# CONSIGNES DE L'EXERCICE
(1) Traduisez en anglais la phrase suivante du texte sur l'immigration : « L'immigration est une réalité planétaire: le Québec n'y échappera pas. »
(2) D'après le texte sur l'immigration, quels deux pays ont des politiques plus restrictives que la France ?
(3) Rédigez la suite du texte sur l'immigration en partant de sa dernière phrase.

# TEXTE
..............................

LES INVITÉS



Le monde homogénéisé


Les différences culturelles s'estompent dans le sillage des invasions commerciales globales et des occupations culturelles; Pepsi défie Coke, Heineken affronte Tuborg sur tous les marchés du monde et Disney, comme Macdonald, est partout. On en vient à ne se sentir vraiment chez soi nulle part... et presque chez soi n'importe où. Or, les transports sont devenus plus commodes, les postes-frontière sont abandonnés un à un, alors on bouge, on se déplace, on émigre.

Ici on pleure, là on danse; ici on chôme, là on travaille; ici l'on est pauvre, là ils sont riches. Vrai ou faux, le message devient l'espoir de ceux qui n'en ont plus. Avant, on sautait un mur en parlant de politique pour tripler son salaire; maintenant, on se presse vers tout Rio Grande qui semble propice, pour passer le Styx à gué et à rebours, On vole vers des paradis qu'on croit connaître par l'image qu'on en a eue d'un film ou de la télévision, convaincu qu'ailleurs on mangera le même gâteau, seulement mieux réussi.

Et parce que nous vivons dans un monde violent où les êtres en dérive abondent et les havres sûrs sont bien peu nombreux, l'accueil des réfugiés est devenu moralement incontournable. Peu de pays prétendent fermer totalement leurs frontières, même si, dans les faits, la Chine et l'Arabie Saoudite ont des politiques plus restrictives que, disons la France, et que l'on ne se bouscule pas pour immigrer en Guinée équatoriale.

Le monde est plein de gens qui s'invitent à partager le gâteau du voisin et que leurs voisins accueillent... mais ce n'est pas vrai que tous les gâteaux soient devenus semblables... et le voisin veut rarement changer sa recette.

Nous-autres et les Autres


L'immigration est une réalité planétaire: le Québec n'y échappera pas. D'ailleurs, il ne doit pas y échapper. L'immigrant nous apporte non seulement le nombre - qui nous fait de plus en plus défaut parce que notre natalité est insuffisante, - mais aussi une expertise individuelle, une diversité culturelle, voire un apport génétique dont nous avons bien besoin. Il y a des &laqno;plus» à l'immigration.

Il y a aussi des désavantages à l'immigration. L'immigrant-type n'est pas toujours en mesure d'apporter sur le champ sa contribution à l'effort collectif, et il peut donc devenir une lourde charge pour les systèmes sociaux du pays d'accueil. Surtout, il en change visiblement le paysage culturel, ce qui est un problème partout, mais au Québec plus qu'ailleurs.

Plus qu'ailleurs, parce que quand vous et moi disons "Québec", nous savons bien que c'est à une culture que nous pensons, à "nous-autres" au sens de Parizeau le soir du référendum: à des blancs, francophones, étant ou ayant été catholiques et comptant au moins un ancêtre établi ici avant 1760. Nous ne pensons pas à un million d'Autres qui cohabitent avec nous sur le territoire du Québec et dont l'immense majorité ne se sentent pas du tout "québécois".

La nation québécoise "territoriale" est encore en gestation. Et cette nation à venir de Québécois - au sens territorial du terme, qui est le seul correct - ne naîtra que si elle intègre les Autres. Les Québécois de demain ne seront plus tout à fait "nous-autres", c'est certain; mais ils garderont une culture que nous leur transmettrons et qui les gardera semblables à nous-mêmes... si nous choisissons bien nos invités.

..............................

# DONNÉES ENREGISTRÉES
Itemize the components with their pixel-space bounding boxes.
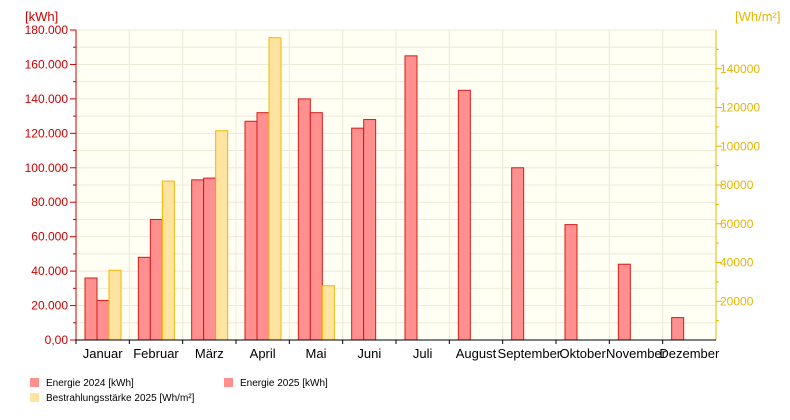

..............................

# RÉPONSES PAR TÂCHE
(1) Immigration is a global reality: Quebec will not escape it.

(2) La Chine et l'Arabie Saoudite.

(3)
La carte atout


Parce qu'il est vital pour le Québec de bien choisir ses invités, l'impossible est fait pour affirmer le droit du Québec à faire la sélection des immigrants. Ce qui mène à bien des escarmouches d'opérettes avec Ottawa et bien des coups d'épée dans l'eau, puisque rien n'empêche qui que ce soit d'immigrer à Vancouver et de s'installer à Westmount, ou vice-versa. Quelle que soit la politique d'immigration du Québec, elle ne peut s'appliquer que dans le cadre de la politique d'immigration du Canada.

Et le problème ne serait pas résolu si on mettait une frontière sur l'Outaouais. On ne pourrait pas plus surveiller cette frontière que les USA peuvent surveiller leur frontière avec le Mexique - ceci dit en se souvenant humblement que, compte tenu des niveaux de vie respectifs de l'Ontario et du Québec, c'est dans l'autre direction que s'établirait le flux des clandestins. La réalité c'est que, commerce international obligeant, les postes-frontières sont désuets.

Dans la nouvelle Europe, on passe désormais les frontières sans ralentir. Ce n'est plus à l'entrée qu'il faut faire la sélection, mais au moment où un service est rendu. Comment contrôler l'immigration? En excluant l'étranger au moment où ça compte: au moment où il REÇOIT de la société. Le meilleur atout de l'État, c'est qu'il donne.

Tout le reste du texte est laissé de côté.